[start of Supplied data]
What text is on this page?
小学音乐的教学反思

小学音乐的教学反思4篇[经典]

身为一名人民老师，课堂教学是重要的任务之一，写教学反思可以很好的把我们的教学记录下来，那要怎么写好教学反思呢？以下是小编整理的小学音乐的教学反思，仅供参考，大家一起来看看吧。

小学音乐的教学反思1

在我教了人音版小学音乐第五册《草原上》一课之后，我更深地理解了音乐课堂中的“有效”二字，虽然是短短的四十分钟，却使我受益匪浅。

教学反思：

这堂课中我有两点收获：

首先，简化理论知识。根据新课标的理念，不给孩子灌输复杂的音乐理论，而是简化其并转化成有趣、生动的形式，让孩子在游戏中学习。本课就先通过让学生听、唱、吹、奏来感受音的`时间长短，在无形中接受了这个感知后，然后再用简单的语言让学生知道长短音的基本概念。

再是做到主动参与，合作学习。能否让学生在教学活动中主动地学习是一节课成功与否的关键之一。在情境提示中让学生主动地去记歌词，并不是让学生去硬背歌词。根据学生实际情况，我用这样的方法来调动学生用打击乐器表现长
[end of Supplied data]
Retype every entry word for word.

What text is on this page?
小学音乐的教学反思

小学音乐的教学反思4篇[经典]

身为一名人民老师，课堂教学是重要的任务之一，写教学反思可以很好的把我们的教学记录下来，那要怎么写好教学反思呢？以下是小编整理的小学音乐的教学反思，仅供参考，大家一起来看看吧。

小学音乐的教学反思1

在我教了人音版小学音乐第五册《草原上》一课之后，我更深地理解了音乐课堂中的“有效”二字，虽然是短短的四十分钟，却使我受益匪浅。

教学反思：

这堂课中我有两点收获：

首先，简化理论知识。根据新课标的理念，不给孩子灌输复杂的音乐理论，而是简化其并转化成有趣、生动的形式，让孩子在游戏中学习。本课就先通过让学生听、唱、吹、奏来感受音的`时间长短，在无形中接受了这个感知后，然后再用简单的语言让学生知道长短音的基本概念。

再是做到主动参与，合作学习。能否让学生在教学活动中主动地学习是一节课成功与否的关键之一。在情境提示中让学生主动地去记歌词，并不是让学生去硬背歌词。根据学生实际情况，我用这样的方法来调动学生用打击乐器表现长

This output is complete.